Challenge. Track down the lines that contain "range" and copy them.

§ §

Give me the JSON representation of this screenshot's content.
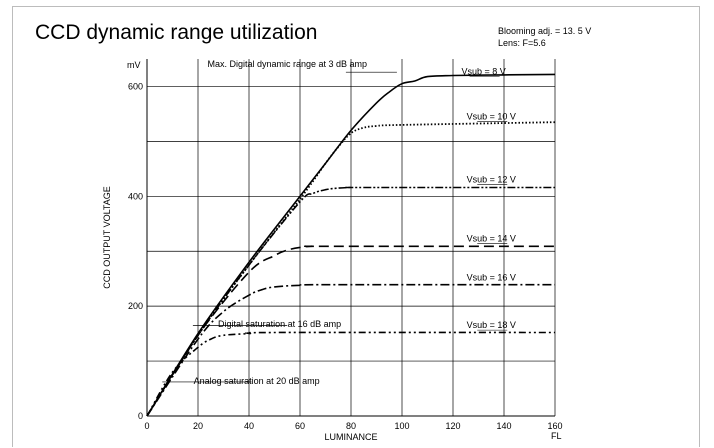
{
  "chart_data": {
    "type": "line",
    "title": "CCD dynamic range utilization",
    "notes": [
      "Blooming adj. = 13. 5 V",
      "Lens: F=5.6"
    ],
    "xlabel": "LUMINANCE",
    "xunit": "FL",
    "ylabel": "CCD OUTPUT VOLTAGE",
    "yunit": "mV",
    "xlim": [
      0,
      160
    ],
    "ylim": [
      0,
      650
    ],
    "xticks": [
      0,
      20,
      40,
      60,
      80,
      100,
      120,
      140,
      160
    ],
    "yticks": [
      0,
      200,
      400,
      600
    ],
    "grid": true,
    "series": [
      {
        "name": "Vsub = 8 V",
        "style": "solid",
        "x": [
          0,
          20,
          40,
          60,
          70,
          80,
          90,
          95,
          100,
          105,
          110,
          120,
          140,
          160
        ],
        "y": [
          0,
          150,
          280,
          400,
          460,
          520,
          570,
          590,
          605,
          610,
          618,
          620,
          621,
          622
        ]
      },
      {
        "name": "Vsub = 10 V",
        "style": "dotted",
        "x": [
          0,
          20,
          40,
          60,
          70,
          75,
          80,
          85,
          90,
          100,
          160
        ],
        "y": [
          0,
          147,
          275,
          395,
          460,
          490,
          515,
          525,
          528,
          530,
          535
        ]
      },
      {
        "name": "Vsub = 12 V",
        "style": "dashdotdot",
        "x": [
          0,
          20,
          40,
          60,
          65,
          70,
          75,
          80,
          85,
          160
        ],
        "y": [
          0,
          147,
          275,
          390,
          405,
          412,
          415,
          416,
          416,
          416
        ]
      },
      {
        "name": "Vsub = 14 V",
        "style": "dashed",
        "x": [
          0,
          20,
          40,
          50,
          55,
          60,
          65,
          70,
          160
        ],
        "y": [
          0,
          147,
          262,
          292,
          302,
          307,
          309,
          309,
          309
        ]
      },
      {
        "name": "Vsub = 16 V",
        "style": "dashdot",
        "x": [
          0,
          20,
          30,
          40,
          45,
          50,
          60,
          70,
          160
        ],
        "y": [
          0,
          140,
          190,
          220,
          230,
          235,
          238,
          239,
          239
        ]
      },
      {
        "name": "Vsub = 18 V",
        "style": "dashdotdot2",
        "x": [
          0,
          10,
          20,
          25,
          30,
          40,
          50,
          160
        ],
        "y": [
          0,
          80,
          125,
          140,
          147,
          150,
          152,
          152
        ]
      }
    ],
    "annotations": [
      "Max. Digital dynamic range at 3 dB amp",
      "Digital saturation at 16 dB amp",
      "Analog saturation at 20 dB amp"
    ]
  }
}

§ §

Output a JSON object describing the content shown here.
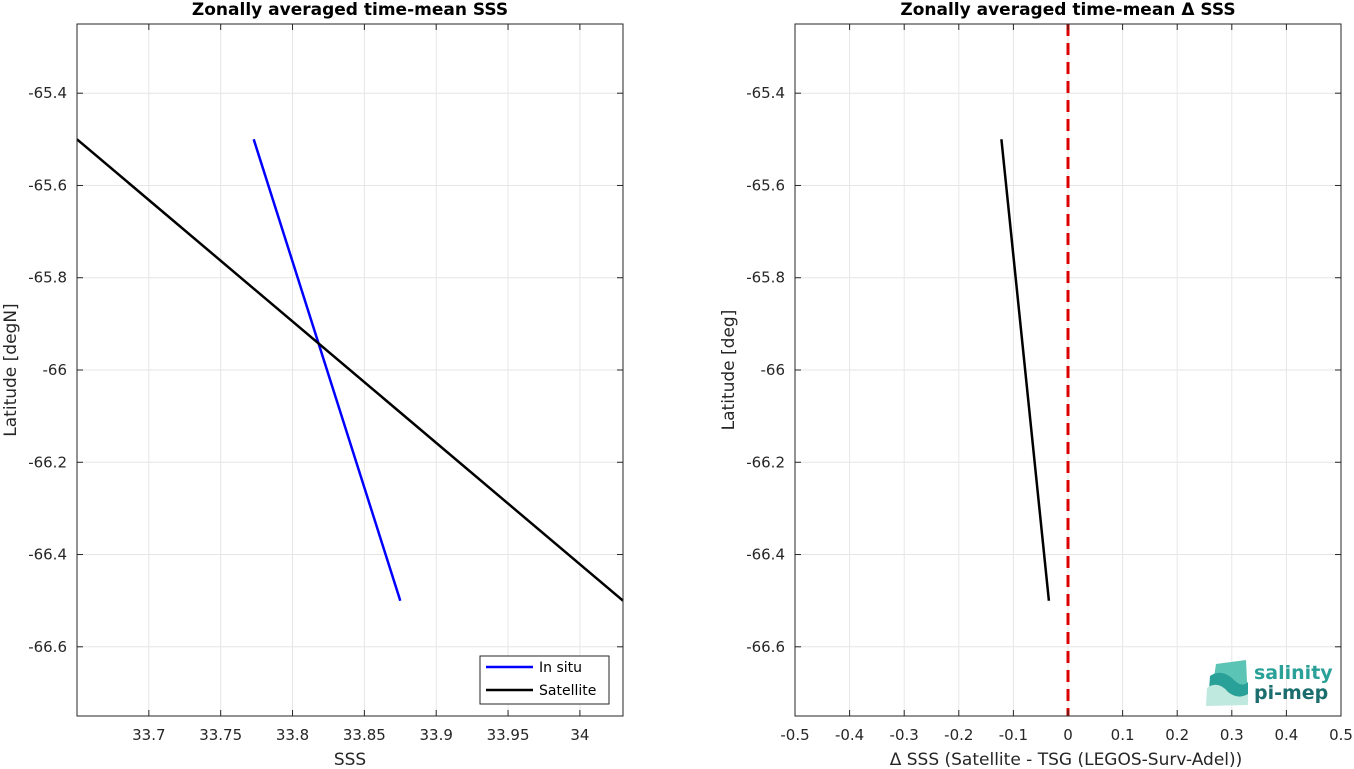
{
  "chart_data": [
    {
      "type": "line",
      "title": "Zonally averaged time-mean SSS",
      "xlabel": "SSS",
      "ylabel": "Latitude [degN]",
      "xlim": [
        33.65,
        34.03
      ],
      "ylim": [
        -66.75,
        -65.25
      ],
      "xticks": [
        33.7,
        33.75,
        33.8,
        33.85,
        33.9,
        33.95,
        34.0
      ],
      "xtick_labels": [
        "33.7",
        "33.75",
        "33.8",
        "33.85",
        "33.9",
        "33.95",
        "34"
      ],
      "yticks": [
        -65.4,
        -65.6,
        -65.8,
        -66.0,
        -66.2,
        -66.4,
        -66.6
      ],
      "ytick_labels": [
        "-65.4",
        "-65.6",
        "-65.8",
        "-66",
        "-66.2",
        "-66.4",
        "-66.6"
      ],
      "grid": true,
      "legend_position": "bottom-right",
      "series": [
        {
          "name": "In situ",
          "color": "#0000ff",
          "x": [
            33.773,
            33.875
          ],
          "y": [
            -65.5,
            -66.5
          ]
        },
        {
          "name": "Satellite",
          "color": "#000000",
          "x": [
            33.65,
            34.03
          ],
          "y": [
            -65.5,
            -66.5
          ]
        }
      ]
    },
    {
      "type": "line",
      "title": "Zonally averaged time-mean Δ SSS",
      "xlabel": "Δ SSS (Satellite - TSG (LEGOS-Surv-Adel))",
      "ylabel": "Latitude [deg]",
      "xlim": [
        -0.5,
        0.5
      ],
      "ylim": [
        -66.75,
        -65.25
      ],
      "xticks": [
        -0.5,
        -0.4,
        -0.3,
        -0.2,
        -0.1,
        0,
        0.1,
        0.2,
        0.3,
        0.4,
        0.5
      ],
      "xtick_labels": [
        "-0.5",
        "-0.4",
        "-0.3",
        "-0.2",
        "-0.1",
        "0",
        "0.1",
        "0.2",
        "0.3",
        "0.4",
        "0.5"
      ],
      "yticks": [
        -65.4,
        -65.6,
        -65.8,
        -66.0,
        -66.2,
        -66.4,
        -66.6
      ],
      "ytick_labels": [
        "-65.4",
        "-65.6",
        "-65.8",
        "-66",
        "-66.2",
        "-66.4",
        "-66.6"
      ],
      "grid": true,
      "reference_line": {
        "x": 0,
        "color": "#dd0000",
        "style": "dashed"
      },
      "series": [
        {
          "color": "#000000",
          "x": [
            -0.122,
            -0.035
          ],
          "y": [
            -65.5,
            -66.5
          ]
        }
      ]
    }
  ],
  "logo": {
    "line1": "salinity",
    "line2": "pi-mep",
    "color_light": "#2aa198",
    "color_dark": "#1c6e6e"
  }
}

§ §

Solution for this exercise.
    "title": "CCD dynamic range utilization",
      "Max. Digital dynamic range at 3 dB amp",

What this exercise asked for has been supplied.